— What this task involves —
Lines containing "heading" are to be counted. Give the number and nothing more.
----
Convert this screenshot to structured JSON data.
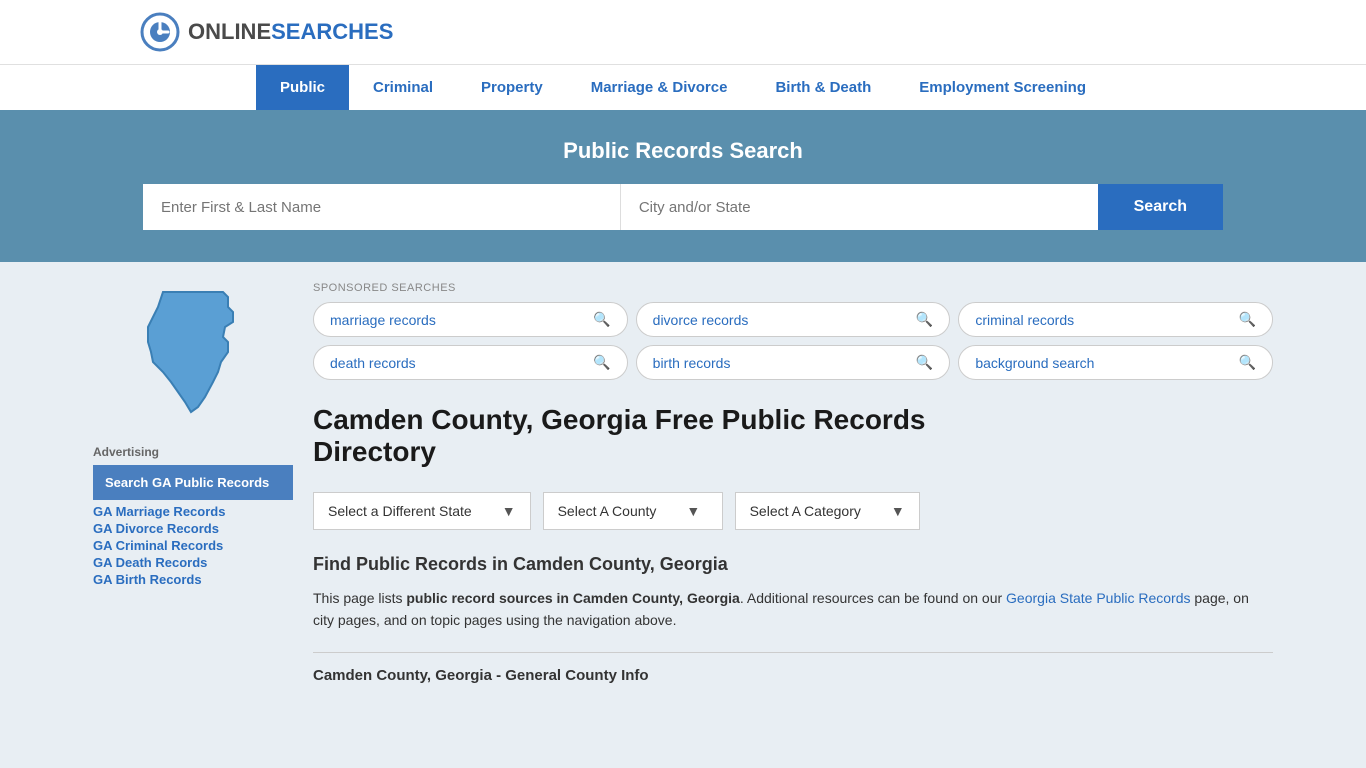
{
  "logo": {
    "online": "ONLINE",
    "searches": "SEARCHES"
  },
  "nav": {
    "items": [
      {
        "label": "Public",
        "active": true
      },
      {
        "label": "Criminal",
        "active": false
      },
      {
        "label": "Property",
        "active": false
      },
      {
        "label": "Marriage & Divorce",
        "active": false
      },
      {
        "label": "Birth & Death",
        "active": false
      },
      {
        "label": "Employment Screening",
        "active": false
      }
    ]
  },
  "hero": {
    "title": "Public Records Search",
    "name_placeholder": "Enter First & Last Name",
    "location_placeholder": "City and/or State",
    "search_button": "Search"
  },
  "sponsored": {
    "label": "SPONSORED SEARCHES",
    "tags": [
      {
        "label": "marriage records"
      },
      {
        "label": "divorce records"
      },
      {
        "label": "criminal records"
      },
      {
        "label": "death records"
      },
      {
        "label": "birth records"
      },
      {
        "label": "background search"
      }
    ]
  },
  "page": {
    "title_line1": "Camden County, Georgia Free Public Records",
    "title_line2": "Directory"
  },
  "dropdowns": {
    "state": "Select a Different State",
    "county": "Select A County",
    "category": "Select A Category"
  },
  "find_section": {
    "heading": "Find Public Records in Camden County, Georgia",
    "text_start": "This page lists ",
    "text_bold": "public record sources in Camden County, Georgia",
    "text_middle": ". Additional resources can be found on our ",
    "link_text": "Georgia State Public Records",
    "text_end": " page, on city pages, and on topic pages using the navigation above."
  },
  "county_info": {
    "heading": "Camden County, Georgia - General County Info"
  },
  "sidebar": {
    "advertising_label": "Advertising",
    "ad_box_text": "Search GA Public Records",
    "links": [
      "GA Marriage Records",
      "GA Divorce Records",
      "GA Criminal Records",
      "GA Death Records",
      "GA Birth Records"
    ]
  }
}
----
— Task solution —
2